WORK TO BE COMPLETED:
Below are some records. Copy every line in them that holds "execute".

INFORMATION SHOWN:
******

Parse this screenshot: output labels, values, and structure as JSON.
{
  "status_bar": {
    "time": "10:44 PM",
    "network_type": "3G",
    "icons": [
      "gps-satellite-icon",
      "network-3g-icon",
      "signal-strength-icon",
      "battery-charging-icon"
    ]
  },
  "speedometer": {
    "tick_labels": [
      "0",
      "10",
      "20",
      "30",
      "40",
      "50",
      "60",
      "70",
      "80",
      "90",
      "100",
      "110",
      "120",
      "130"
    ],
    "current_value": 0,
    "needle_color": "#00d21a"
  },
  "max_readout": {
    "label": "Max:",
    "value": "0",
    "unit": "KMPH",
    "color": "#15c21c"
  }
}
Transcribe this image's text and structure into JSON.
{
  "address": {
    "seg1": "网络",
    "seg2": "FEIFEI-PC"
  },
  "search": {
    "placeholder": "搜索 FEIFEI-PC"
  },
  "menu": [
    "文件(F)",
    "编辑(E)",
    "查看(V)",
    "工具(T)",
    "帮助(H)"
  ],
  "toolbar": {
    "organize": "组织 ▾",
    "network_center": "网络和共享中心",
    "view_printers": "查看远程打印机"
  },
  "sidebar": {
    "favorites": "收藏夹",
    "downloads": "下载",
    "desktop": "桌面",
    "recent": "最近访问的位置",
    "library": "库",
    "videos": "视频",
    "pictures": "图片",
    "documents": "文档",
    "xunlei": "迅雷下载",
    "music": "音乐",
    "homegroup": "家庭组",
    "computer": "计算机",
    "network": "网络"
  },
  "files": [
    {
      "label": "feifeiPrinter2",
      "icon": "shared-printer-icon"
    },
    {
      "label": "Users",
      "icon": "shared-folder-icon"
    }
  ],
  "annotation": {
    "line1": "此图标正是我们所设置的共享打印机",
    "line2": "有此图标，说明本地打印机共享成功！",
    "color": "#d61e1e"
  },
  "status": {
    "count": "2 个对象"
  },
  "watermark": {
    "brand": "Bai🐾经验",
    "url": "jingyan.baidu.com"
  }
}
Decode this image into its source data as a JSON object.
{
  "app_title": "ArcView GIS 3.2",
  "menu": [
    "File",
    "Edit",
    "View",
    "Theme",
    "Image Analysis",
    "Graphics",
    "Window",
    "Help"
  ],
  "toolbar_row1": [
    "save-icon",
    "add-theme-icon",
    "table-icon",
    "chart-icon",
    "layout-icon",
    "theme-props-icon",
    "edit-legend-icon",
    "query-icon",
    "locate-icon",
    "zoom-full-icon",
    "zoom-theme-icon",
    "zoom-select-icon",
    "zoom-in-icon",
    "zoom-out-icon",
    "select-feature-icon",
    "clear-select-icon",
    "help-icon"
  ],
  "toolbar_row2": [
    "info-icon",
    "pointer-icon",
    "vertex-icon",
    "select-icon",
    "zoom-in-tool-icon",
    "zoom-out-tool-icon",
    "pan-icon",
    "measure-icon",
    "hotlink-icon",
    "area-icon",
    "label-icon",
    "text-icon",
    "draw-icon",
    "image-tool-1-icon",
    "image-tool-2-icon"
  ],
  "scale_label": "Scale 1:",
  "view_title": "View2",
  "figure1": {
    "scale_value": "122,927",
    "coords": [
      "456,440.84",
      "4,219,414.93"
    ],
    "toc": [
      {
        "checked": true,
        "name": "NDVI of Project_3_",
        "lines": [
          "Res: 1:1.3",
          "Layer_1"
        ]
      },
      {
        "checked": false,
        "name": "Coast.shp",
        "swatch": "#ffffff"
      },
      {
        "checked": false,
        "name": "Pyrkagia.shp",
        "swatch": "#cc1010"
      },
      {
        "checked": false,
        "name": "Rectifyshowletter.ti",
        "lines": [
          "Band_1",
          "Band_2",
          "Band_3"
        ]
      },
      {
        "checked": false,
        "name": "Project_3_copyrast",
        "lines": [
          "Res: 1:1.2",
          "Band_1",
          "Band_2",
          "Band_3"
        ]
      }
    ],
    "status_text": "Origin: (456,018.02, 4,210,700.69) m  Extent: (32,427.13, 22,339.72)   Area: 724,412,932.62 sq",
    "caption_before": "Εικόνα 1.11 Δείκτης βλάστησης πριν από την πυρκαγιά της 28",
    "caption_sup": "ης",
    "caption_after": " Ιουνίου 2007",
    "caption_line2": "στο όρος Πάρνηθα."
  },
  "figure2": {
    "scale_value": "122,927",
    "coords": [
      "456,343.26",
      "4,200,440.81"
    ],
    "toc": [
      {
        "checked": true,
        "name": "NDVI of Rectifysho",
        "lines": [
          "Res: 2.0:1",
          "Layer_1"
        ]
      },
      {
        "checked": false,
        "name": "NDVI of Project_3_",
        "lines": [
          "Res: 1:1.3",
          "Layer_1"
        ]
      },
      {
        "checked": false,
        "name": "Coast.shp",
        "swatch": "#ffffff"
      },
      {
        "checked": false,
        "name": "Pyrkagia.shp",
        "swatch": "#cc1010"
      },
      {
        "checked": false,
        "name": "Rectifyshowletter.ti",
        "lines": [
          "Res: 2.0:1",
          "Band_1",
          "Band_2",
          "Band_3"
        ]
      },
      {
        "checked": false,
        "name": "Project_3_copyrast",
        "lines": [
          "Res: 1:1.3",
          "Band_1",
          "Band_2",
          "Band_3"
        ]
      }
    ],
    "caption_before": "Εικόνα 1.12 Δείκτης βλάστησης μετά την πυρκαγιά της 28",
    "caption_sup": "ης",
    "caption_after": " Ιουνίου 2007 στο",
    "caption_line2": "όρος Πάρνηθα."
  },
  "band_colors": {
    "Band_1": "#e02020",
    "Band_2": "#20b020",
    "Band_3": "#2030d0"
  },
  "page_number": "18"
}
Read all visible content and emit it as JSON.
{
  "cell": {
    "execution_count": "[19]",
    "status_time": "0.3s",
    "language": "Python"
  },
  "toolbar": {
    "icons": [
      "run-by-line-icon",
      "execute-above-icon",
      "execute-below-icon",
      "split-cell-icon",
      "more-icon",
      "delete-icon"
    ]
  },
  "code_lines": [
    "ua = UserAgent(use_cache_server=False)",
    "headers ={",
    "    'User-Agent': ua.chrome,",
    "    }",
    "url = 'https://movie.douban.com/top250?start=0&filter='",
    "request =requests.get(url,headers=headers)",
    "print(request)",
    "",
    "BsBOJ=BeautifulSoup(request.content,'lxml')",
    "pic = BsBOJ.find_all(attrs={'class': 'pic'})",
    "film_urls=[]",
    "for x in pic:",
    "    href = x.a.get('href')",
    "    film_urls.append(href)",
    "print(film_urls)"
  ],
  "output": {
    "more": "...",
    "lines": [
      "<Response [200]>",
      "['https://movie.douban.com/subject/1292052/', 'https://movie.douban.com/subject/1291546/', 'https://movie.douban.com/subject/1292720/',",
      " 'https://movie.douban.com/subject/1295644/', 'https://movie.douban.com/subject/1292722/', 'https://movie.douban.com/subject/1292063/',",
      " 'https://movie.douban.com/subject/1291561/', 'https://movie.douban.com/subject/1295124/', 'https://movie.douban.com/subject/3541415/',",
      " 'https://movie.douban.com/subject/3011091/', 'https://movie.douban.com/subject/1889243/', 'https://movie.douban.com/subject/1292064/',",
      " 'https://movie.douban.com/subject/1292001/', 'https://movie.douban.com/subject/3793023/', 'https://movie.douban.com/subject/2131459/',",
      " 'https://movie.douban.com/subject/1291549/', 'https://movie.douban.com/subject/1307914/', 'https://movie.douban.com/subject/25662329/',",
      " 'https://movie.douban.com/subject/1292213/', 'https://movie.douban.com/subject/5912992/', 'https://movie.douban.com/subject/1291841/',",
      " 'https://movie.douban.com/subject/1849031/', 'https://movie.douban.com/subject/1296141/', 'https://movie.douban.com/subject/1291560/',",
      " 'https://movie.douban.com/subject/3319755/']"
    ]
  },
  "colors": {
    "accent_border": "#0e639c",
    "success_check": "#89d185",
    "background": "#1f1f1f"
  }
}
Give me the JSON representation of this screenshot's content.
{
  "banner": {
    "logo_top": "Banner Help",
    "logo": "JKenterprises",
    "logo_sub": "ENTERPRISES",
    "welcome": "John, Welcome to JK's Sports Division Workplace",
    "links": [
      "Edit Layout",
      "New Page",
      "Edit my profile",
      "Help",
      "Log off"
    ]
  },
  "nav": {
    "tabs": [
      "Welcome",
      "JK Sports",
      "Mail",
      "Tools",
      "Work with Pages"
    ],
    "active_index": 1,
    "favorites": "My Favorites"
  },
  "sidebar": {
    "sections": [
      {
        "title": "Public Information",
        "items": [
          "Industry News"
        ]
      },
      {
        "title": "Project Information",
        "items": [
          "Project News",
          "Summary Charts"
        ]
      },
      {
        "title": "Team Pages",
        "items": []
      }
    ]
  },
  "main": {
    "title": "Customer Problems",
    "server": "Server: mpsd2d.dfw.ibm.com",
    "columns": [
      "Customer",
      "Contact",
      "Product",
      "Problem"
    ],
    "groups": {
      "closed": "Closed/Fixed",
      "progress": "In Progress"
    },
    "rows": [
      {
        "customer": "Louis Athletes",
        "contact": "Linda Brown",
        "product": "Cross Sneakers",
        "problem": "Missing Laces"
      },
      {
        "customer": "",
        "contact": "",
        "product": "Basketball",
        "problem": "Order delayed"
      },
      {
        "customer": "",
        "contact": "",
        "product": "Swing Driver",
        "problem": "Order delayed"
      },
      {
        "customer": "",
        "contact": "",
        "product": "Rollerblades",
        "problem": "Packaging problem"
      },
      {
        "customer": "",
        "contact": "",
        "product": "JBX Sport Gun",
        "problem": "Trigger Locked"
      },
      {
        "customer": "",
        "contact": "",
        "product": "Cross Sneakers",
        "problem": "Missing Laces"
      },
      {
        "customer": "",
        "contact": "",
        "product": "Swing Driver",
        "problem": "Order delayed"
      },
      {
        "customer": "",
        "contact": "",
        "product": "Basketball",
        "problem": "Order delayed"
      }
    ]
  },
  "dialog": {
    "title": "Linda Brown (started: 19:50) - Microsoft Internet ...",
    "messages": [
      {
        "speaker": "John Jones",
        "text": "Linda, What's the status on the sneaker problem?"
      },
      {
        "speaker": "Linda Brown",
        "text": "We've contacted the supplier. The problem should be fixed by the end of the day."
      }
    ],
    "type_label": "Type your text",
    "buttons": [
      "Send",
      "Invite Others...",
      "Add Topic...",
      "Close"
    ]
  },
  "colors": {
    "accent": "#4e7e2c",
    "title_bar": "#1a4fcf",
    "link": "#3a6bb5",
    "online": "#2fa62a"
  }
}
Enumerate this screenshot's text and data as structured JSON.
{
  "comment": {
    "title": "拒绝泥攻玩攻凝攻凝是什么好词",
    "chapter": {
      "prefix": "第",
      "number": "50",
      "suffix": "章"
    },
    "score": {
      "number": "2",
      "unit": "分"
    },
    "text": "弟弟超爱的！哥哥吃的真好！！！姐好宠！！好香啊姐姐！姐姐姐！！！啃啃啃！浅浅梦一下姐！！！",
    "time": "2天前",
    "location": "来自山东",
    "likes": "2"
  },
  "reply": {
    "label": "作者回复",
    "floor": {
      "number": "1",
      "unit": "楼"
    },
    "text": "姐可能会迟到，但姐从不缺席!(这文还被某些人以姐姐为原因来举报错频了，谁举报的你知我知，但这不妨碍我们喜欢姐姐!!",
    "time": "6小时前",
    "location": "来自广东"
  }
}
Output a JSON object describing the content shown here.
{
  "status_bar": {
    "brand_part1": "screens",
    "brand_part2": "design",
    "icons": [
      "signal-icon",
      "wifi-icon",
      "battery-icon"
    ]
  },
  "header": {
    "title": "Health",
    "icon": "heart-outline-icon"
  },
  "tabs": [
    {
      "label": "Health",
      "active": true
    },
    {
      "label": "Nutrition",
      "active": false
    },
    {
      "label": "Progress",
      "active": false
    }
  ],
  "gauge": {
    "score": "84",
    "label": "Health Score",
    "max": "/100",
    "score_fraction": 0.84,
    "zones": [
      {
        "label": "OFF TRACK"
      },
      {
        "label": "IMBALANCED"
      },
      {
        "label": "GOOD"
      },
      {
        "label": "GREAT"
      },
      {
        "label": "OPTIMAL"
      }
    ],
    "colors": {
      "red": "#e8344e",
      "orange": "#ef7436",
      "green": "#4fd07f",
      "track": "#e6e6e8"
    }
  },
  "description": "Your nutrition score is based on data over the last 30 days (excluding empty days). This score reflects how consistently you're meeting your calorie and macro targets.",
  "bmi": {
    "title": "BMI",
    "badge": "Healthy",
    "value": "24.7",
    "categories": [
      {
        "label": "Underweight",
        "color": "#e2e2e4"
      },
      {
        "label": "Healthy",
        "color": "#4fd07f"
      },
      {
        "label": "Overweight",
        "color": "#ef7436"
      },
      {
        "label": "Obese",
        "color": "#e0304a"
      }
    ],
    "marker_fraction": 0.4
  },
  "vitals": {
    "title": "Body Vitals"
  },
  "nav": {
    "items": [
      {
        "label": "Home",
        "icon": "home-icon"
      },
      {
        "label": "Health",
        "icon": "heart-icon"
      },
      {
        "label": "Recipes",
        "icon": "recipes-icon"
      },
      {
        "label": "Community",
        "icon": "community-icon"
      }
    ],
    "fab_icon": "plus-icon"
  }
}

******

IN RESPONSE:
      "execute-above-icon",
      "execute-below-icon",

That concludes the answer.